Challenge: Transcribe the lines from the start of the records through the line containing "list-item: Menu open/close", including both the first line and that one.

(Items from a data source)

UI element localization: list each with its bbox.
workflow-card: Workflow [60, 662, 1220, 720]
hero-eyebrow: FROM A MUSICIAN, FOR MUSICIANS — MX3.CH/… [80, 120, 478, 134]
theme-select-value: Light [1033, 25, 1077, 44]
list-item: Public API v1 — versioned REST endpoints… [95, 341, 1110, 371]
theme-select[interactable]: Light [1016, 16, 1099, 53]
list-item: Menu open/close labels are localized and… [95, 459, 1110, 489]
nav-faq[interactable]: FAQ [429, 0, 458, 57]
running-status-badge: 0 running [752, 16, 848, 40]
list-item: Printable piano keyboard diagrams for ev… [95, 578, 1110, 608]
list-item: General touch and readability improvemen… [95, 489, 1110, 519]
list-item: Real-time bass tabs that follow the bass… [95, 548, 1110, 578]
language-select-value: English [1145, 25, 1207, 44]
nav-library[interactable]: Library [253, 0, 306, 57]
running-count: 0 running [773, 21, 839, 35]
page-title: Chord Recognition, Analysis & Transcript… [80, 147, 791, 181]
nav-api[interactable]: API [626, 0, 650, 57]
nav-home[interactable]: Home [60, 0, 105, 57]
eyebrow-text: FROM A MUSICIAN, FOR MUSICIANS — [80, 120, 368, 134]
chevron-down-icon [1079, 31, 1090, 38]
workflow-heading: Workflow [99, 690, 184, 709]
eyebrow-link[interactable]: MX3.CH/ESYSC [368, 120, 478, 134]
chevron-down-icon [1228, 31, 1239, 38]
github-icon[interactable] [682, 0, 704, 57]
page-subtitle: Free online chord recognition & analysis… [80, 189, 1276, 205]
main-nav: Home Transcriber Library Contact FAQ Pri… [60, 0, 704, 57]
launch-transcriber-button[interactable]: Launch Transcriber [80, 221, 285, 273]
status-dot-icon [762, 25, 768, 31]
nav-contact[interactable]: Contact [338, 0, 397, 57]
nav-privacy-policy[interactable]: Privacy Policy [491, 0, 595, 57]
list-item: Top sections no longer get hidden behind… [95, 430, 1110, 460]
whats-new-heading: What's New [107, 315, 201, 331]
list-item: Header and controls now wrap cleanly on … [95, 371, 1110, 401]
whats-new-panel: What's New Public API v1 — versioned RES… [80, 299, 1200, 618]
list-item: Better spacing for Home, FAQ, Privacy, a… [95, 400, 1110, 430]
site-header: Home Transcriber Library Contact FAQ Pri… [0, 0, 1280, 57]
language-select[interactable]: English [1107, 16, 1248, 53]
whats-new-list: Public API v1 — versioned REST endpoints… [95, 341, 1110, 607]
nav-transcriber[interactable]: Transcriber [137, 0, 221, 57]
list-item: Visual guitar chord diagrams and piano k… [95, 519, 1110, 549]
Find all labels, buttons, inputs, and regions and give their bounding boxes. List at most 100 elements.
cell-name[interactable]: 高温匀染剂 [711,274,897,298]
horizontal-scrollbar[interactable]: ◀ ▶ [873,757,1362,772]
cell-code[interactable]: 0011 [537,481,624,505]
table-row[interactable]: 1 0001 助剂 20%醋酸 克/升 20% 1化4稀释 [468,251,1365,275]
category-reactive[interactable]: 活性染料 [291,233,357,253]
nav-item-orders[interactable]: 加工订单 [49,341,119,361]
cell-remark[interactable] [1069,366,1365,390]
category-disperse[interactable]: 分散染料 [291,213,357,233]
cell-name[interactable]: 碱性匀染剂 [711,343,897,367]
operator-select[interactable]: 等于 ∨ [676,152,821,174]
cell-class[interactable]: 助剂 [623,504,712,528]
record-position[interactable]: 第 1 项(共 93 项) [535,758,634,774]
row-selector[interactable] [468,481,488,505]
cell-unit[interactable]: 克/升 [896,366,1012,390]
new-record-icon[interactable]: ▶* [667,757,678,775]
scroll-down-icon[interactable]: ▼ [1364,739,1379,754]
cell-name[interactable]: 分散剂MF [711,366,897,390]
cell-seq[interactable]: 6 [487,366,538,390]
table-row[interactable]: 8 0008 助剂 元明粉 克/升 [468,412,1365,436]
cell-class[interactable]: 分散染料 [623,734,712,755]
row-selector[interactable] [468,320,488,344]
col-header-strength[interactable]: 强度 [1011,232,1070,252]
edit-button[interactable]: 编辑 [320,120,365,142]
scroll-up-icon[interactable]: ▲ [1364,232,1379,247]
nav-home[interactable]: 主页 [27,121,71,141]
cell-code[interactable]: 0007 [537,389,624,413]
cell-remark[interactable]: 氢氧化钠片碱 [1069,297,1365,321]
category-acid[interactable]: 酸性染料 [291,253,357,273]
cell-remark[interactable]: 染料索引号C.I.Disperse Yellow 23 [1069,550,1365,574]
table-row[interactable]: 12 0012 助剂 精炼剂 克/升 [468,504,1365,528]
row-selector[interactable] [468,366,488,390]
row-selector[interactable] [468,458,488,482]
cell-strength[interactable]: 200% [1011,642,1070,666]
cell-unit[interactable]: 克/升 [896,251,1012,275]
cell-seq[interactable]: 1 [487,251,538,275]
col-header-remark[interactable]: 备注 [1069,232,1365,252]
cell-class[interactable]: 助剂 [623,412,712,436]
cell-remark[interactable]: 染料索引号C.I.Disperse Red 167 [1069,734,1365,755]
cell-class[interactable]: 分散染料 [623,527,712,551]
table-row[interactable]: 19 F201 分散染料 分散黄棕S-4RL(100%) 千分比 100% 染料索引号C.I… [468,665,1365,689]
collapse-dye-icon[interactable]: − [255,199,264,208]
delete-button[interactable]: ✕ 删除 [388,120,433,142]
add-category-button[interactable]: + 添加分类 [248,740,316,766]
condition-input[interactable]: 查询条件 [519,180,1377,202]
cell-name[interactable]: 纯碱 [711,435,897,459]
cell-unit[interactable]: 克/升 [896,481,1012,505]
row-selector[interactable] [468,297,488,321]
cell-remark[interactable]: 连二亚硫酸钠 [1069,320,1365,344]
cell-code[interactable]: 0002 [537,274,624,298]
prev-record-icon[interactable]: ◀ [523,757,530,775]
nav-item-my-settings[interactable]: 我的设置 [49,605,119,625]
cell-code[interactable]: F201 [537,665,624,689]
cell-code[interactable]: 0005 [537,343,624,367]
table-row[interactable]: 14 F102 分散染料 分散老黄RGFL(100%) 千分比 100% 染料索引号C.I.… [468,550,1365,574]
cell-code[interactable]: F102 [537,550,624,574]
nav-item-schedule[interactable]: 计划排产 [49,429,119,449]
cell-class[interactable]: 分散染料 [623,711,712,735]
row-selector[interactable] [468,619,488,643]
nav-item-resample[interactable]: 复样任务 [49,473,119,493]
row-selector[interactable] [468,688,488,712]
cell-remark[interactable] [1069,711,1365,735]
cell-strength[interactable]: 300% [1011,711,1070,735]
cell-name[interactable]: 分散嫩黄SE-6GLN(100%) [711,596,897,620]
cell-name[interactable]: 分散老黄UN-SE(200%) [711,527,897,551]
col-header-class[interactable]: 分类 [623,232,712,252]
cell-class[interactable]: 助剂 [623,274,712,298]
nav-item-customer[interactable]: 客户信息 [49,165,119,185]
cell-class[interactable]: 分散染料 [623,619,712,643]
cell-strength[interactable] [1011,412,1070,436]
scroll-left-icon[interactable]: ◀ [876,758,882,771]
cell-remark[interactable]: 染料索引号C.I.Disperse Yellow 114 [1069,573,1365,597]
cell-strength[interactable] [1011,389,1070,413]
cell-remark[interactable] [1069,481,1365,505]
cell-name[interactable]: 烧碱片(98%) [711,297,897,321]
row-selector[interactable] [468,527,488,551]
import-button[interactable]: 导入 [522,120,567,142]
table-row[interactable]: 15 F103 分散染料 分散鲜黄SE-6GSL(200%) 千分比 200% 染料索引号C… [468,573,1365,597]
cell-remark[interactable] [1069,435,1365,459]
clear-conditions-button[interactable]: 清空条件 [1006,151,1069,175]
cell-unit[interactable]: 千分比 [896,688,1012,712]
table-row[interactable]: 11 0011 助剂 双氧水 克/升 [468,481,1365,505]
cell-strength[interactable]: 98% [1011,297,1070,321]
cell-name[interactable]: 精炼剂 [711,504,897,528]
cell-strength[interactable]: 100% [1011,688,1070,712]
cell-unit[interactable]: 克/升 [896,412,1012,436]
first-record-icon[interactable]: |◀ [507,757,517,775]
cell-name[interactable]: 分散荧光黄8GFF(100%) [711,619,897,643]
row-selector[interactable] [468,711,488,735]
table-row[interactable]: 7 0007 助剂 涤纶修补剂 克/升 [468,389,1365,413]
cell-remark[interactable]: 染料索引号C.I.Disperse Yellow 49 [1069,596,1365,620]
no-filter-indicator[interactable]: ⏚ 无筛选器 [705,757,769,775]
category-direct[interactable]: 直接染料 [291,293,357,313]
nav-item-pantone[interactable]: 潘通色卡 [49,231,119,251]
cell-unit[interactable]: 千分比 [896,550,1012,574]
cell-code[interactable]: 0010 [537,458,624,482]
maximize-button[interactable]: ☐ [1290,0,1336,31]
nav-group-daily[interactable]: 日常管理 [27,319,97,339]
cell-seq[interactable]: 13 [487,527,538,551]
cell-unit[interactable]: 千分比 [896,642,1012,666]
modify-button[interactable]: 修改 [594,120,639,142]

Response:
UI element localization: list each with its bbox.
workflow-card: Workflow [60, 662, 1220, 720]
hero-eyebrow: FROM A MUSICIAN, FOR MUSICIANS — MX3.CH/… [80, 120, 478, 134]
theme-select-value: Light [1033, 25, 1077, 44]
list-item: Public API v1 — versioned REST endpoints… [95, 341, 1110, 371]
theme-select[interactable]: Light [1016, 16, 1099, 53]
list-item: Menu open/close labels are localized and… [95, 459, 1110, 489]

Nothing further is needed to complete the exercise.